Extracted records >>
◇ ◇ ◇ ◇ ◇ ◇ ◇

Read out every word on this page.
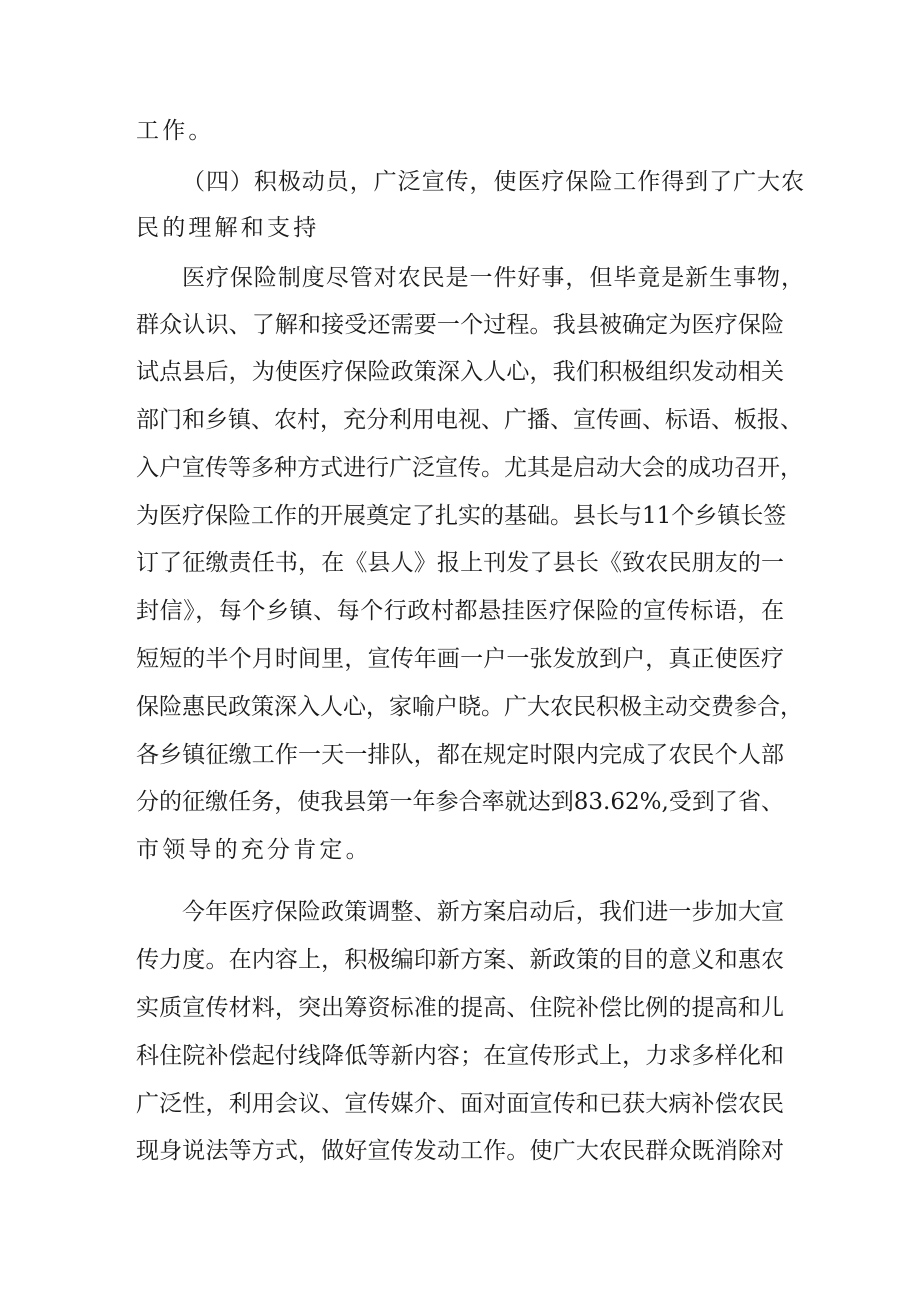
工作。
（四）积极动员，广泛宣传，使医疗保险工作得到了广大农
民的理解和支持
医疗保险制度尽管对农民是一件好事，但毕竟是新生事物，
群众认识、了解和接受还需要一个过程。我县被确定为医疗保险
试点县后，为使医疗保险政策深入人心，我们积极组织发动相关
部门和乡镇、农村，充分利用电视、广播、宣传画、标语、板报、
入户宣传等多种方式进行广泛宣传。尤其是启动大会的成功召开，
为医疗保险工作的开展奠定了扎实的基础。县长与11个乡镇长签
订了征缴责任书，在《县人》报上刊发了县长《致农民朋友的一
封信》，每个乡镇、每个行政村都悬挂医疗保险的宣传标语，在
短短的半个月时间里，宣传年画一户一张发放到户，真正使医疗
保险惠民政策深入人心，家喻户晓。广大农民积极主动交费参合，
各乡镇征缴工作一天一排队，都在规定时限内完成了农民个人部
分的征缴任务，使我县第一年参合率就达到83.62%,受到了省、
市领导的充分肯定。
今年医疗保险政策调整、新方案启动后，我们进一步加大宣
传力度。在内容上，积极编印新方案、新政策的目的意义和惠农
实质宣传材料，突出筹资标准的提高、住院补偿比例的提高和儿
科住院补偿起付线降低等新内容；在宣传形式上，力求多样化和
广泛性，利用会议、宣传媒介、面对面宣传和已获大病补偿农民
现身说法等方式，做好宣传发动工作。使广大农民群众既消除对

◇ ◇ ◇ ◇ ◇ ◇ ◇

DIRECTIONS >> Omitting all images, print the listing exactly.

ANSWER >>
Read out every word on this page.
工作。
（四）积极动员，广泛宣传，使医疗保险工作得到了广大农
民的理解和支持
医疗保险制度尽管对农民是一件好事，但毕竟是新生事物，
群众认识、了解和接受还需要一个过程。我县被确定为医疗保险
试点县后，为使医疗保险政策深入人心，我们积极组织发动相关
部门和乡镇、农村，充分利用电视、广播、宣传画、标语、板报、
入户宣传等多种方式进行广泛宣传。尤其是启动大会的成功召开，
为医疗保险工作的开展奠定了扎实的基础。县长与11个乡镇长签
订了征缴责任书，在《县人》报上刊发了县长《致农民朋友的一
封信》，每个乡镇、每个行政村都悬挂医疗保险的宣传标语，在
短短的半个月时间里，宣传年画一户一张发放到户，真正使医疗
保险惠民政策深入人心，家喻户晓。广大农民积极主动交费参合，
各乡镇征缴工作一天一排队，都在规定时限内完成了农民个人部
分的征缴任务，使我县第一年参合率就达到83.62%,受到了省、
市领导的充分肯定。
今年医疗保险政策调整、新方案启动后，我们进一步加大宣
传力度。在内容上，积极编印新方案、新政策的目的意义和惠农
实质宣传材料，突出筹资标准的提高、住院补偿比例的提高和儿
科住院补偿起付线降低等新内容；在宣传形式上，力求多样化和
广泛性，利用会议、宣传媒介、面对面宣传和已获大病补偿农民
现身说法等方式，做好宣传发动工作。使广大农民群众既消除对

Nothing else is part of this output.